◆ Set problem ◆
The listing below is to be output in its exact form.

┌──

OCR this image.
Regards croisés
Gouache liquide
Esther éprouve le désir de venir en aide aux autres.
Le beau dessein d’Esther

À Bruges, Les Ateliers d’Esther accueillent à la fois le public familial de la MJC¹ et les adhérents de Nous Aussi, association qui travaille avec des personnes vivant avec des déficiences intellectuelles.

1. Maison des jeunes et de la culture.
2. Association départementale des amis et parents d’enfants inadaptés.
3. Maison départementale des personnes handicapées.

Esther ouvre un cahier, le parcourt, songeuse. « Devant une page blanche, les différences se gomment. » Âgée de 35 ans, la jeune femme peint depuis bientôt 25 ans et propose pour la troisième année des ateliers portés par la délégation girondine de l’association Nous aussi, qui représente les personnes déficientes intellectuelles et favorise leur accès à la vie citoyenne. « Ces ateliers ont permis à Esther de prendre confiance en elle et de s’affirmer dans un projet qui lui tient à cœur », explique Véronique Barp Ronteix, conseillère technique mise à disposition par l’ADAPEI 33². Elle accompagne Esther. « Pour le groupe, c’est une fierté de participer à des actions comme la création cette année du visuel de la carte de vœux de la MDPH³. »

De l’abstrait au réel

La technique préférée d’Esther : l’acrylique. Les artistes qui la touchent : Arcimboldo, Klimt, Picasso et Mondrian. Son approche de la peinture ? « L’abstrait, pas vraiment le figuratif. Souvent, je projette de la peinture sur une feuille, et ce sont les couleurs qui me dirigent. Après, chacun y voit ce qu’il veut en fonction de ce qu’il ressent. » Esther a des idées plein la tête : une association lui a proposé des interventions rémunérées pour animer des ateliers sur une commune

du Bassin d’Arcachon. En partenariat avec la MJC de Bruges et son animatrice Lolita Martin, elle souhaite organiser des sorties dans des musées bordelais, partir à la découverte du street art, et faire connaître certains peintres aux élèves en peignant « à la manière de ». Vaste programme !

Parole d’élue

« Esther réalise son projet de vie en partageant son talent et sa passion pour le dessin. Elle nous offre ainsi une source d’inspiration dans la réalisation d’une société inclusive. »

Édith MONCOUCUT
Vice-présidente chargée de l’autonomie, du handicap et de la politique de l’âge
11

└──

◆ The solution ◆
OCR this image.
Regards croisés
Gouache liquide
Esther éprouve le désir de venir en aide aux autres.
Le beau dessein d’Esther

À Bruges, Les Ateliers d’Esther accueillent à la fois le public familial de la MJC¹ et les adhérents de Nous Aussi, association qui travaille avec des personnes vivant avec des déficiences intellectuelles.

1. Maison des jeunes et de la culture.
2. Association départementale des amis et parents d’enfants inadaptés.
3. Maison départementale des personnes handicapées.

Esther ouvre un cahier, le parcourt, songeuse. « Devant une page blanche, les différences se gomment. » Âgée de 35 ans, la jeune femme peint depuis bientôt 25 ans et propose pour la troisième année des ateliers portés par la délégation girondine de l’association Nous aussi, qui représente les personnes déficientes intellectuelles et favorise leur accès à la vie citoyenne. « Ces ateliers ont permis à Esther de prendre confiance en elle et de s’affirmer dans un projet qui lui tient à cœur », explique Véronique Barp Ronteix, conseillère technique mise à disposition par l’ADAPEI 33². Elle accompagne Esther. « Pour le groupe, c’est une fierté de participer à des actions comme la création cette année du visuel de la carte de vœux de la MDPH³. »

De l’abstrait au réel

La technique préférée d’Esther : l’acrylique. Les artistes qui la touchent : Arcimboldo, Klimt, Picasso et Mondrian. Son approche de la peinture ? « L’abstrait, pas vraiment le figuratif. Souvent, je projette de la peinture sur une feuille, et ce sont les couleurs qui me dirigent. Après, chacun y voit ce qu’il veut en fonction de ce qu’il ressent. » Esther a des idées plein la tête : une association lui a proposé des interventions rémunérées pour animer des ateliers sur une commune

du Bassin d’Arcachon. En partenariat avec la MJC de Bruges et son animatrice Lolita Martin, elle souhaite organiser des sorties dans des musées bordelais, partir à la découverte du street art, et faire connaître certains peintres aux élèves en peignant « à la manière de ». Vaste programme !

Parole d’élue

« Esther réalise son projet de vie en partageant son talent et sa passion pour le dessin. Elle nous offre ainsi une source d’inspiration dans la réalisation d’une société inclusive. »

Édith MONCOUCUT
Vice-présidente chargée de l’autonomie, du handicap et de la politique de l’âge
11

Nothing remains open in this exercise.